*Directions:* Collect from the data below each line with "chevron".

*Recorded information:*
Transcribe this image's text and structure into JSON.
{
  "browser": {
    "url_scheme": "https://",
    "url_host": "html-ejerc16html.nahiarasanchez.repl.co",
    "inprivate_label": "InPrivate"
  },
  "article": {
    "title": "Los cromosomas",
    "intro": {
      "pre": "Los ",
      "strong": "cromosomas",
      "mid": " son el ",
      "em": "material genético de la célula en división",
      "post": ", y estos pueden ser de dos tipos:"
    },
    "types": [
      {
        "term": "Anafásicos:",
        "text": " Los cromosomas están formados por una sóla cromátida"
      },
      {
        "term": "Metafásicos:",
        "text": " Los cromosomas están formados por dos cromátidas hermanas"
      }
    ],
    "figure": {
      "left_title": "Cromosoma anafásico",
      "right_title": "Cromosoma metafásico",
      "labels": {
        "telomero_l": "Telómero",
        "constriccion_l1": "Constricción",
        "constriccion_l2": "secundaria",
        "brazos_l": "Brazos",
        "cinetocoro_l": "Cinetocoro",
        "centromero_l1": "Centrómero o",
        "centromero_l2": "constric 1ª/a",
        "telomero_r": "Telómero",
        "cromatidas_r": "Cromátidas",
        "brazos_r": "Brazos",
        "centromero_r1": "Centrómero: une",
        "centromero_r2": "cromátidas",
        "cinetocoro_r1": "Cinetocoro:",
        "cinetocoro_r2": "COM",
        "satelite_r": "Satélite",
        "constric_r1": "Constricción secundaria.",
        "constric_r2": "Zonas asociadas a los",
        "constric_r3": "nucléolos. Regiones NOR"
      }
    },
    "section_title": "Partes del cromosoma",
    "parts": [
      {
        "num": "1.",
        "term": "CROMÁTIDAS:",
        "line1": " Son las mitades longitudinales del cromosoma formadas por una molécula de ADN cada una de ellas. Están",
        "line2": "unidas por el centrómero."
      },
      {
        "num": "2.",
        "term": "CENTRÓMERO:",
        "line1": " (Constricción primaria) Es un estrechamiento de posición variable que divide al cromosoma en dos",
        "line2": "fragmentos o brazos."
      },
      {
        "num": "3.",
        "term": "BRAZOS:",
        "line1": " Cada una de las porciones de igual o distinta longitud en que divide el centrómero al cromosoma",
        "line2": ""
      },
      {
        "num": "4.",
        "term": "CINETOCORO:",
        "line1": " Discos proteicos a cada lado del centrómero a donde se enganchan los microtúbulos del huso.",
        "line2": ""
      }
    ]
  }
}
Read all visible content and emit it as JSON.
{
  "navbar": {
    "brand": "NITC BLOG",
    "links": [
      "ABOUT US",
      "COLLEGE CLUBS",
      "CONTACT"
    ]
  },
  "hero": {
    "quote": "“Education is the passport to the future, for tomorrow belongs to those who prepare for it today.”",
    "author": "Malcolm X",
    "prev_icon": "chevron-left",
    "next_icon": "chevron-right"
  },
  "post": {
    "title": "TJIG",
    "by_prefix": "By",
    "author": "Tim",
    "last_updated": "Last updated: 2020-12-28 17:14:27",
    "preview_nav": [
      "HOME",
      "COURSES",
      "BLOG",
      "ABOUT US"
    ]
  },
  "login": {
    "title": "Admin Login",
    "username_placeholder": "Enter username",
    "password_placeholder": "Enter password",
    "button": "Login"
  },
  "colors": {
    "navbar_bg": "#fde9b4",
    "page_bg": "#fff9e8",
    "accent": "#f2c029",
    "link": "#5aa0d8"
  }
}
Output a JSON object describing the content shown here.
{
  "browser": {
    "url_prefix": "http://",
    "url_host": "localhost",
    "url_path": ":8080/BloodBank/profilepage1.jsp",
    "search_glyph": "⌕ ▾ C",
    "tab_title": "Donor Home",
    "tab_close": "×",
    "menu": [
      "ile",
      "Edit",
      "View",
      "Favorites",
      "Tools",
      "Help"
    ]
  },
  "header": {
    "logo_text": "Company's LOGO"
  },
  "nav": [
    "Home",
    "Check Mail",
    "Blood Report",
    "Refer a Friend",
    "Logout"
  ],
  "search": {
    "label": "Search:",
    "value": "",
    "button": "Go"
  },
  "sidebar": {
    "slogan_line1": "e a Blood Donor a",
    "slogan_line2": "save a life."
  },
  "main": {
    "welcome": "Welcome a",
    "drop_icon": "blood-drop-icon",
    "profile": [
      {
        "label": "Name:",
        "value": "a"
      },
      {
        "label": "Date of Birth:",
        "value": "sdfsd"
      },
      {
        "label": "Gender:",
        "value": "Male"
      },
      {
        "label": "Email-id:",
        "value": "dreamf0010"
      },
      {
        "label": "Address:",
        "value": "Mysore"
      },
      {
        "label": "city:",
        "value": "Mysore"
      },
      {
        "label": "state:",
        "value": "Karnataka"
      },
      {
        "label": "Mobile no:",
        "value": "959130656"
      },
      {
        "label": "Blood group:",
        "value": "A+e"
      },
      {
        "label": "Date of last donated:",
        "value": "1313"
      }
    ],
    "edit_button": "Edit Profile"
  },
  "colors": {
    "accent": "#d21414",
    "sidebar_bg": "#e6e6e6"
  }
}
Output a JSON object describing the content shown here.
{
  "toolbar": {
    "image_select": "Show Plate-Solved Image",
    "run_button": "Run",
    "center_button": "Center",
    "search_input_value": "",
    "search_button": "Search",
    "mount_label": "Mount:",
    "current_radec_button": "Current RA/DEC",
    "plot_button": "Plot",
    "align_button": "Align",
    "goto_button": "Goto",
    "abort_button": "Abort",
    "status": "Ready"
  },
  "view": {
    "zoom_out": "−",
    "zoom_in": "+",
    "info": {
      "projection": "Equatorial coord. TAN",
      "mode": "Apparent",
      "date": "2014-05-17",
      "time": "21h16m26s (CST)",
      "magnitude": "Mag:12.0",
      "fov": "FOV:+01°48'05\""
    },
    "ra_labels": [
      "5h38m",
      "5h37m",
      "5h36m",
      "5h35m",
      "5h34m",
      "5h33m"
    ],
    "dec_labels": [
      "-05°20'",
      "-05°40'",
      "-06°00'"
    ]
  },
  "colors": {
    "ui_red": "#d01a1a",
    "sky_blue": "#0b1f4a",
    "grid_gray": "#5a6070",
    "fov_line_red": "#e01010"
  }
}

*Written response:*
    "prev_icon": "chevron-left",
    "next_icon": "chevron-right"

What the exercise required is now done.